Filter the records below for the word "verified". Copy each line that holds it.
* BEGIN *
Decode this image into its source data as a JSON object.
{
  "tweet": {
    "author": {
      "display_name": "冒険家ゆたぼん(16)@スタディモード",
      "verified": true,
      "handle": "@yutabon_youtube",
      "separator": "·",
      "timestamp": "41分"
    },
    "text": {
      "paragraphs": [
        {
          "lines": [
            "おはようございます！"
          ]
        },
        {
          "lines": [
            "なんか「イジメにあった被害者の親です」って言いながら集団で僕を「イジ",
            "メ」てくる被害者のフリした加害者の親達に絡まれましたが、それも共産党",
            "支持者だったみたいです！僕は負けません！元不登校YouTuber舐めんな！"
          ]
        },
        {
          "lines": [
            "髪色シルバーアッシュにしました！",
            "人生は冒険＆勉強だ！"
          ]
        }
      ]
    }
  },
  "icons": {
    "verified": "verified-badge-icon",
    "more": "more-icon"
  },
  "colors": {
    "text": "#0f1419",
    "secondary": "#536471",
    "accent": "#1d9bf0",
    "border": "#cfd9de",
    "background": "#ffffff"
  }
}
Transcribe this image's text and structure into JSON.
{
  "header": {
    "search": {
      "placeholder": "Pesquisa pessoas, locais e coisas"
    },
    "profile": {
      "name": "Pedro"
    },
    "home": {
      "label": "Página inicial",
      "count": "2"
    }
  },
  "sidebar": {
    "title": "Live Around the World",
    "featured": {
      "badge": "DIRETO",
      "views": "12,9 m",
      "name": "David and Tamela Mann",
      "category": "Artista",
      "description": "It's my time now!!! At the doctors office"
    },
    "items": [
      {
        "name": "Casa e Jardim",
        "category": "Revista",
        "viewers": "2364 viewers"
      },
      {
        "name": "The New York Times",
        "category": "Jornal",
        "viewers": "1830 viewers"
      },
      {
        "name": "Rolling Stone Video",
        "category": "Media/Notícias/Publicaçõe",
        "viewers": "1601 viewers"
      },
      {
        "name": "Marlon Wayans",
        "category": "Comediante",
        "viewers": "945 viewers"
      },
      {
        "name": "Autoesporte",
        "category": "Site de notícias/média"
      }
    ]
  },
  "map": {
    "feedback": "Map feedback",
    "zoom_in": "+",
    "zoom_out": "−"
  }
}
* END *
## TASK ANSWER
      "verified": true,
    "verified": "verified-badge-icon",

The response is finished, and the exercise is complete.